Copy every line with the string "name" in it.

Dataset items
__________________________________________________

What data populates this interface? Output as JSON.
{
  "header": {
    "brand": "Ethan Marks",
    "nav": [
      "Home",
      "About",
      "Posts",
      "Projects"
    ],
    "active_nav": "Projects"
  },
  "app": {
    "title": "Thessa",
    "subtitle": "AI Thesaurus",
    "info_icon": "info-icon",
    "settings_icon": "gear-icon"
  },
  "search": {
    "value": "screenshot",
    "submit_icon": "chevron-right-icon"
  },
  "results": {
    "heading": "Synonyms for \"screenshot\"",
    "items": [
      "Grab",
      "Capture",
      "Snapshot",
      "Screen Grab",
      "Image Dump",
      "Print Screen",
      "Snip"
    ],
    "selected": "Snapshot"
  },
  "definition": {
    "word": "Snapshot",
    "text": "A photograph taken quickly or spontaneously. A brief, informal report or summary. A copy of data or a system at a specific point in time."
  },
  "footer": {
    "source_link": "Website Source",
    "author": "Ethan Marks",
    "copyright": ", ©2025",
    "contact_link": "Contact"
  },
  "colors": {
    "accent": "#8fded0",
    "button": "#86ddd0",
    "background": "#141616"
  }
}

__________________________________________________

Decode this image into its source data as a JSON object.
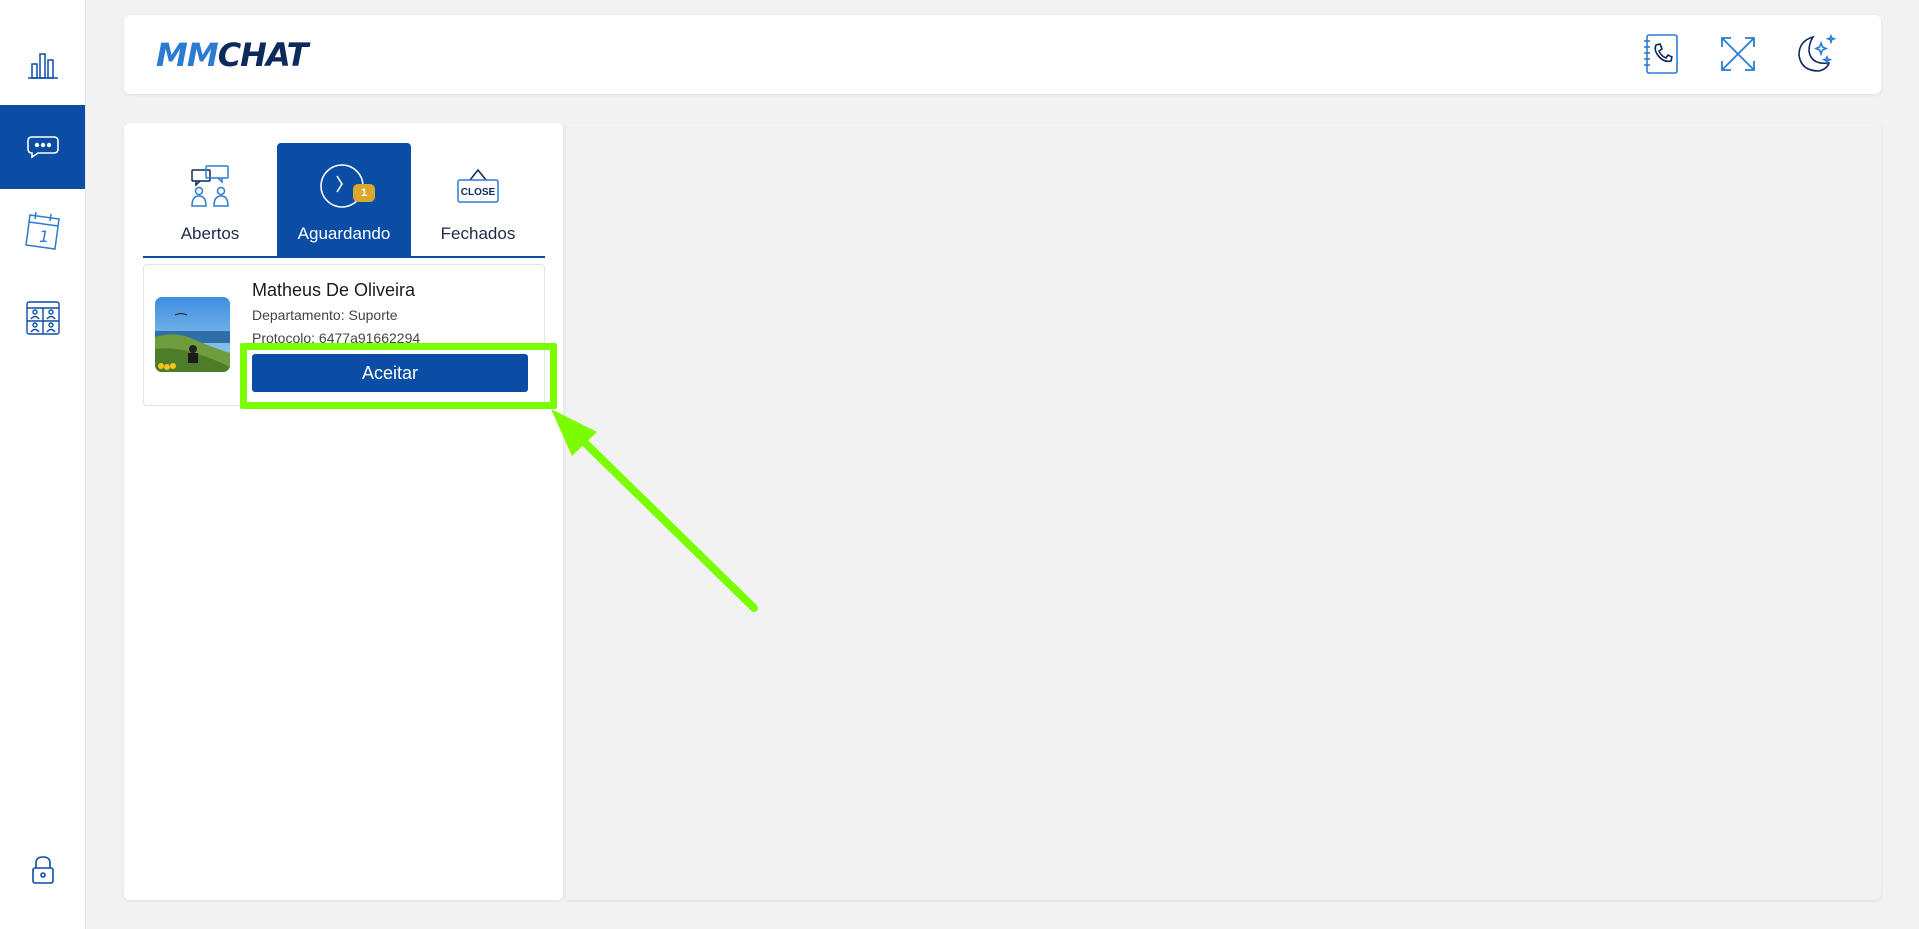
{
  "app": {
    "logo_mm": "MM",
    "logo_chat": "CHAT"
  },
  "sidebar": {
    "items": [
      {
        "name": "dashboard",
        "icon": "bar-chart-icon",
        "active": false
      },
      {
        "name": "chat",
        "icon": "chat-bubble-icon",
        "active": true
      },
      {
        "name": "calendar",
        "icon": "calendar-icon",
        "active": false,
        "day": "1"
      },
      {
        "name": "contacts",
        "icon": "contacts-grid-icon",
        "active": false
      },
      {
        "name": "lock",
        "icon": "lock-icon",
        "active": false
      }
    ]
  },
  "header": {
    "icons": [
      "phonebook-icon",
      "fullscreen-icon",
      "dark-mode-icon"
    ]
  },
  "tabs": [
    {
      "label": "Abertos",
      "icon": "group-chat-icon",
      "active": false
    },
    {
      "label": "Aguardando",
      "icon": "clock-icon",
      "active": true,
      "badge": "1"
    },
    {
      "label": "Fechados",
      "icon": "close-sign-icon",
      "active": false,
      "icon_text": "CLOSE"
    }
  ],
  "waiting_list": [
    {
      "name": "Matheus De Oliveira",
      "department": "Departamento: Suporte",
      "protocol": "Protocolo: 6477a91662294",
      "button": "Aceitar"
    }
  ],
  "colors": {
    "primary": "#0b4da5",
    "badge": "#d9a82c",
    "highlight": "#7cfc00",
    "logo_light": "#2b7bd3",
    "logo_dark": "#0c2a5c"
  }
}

__________________________________________________

Task answer:
        "name": "dashboard",
        "name": "chat",
        "name": "calendar",
        "name": "contacts",
        "name": "lock",
      "name": "Matheus De Oliveira",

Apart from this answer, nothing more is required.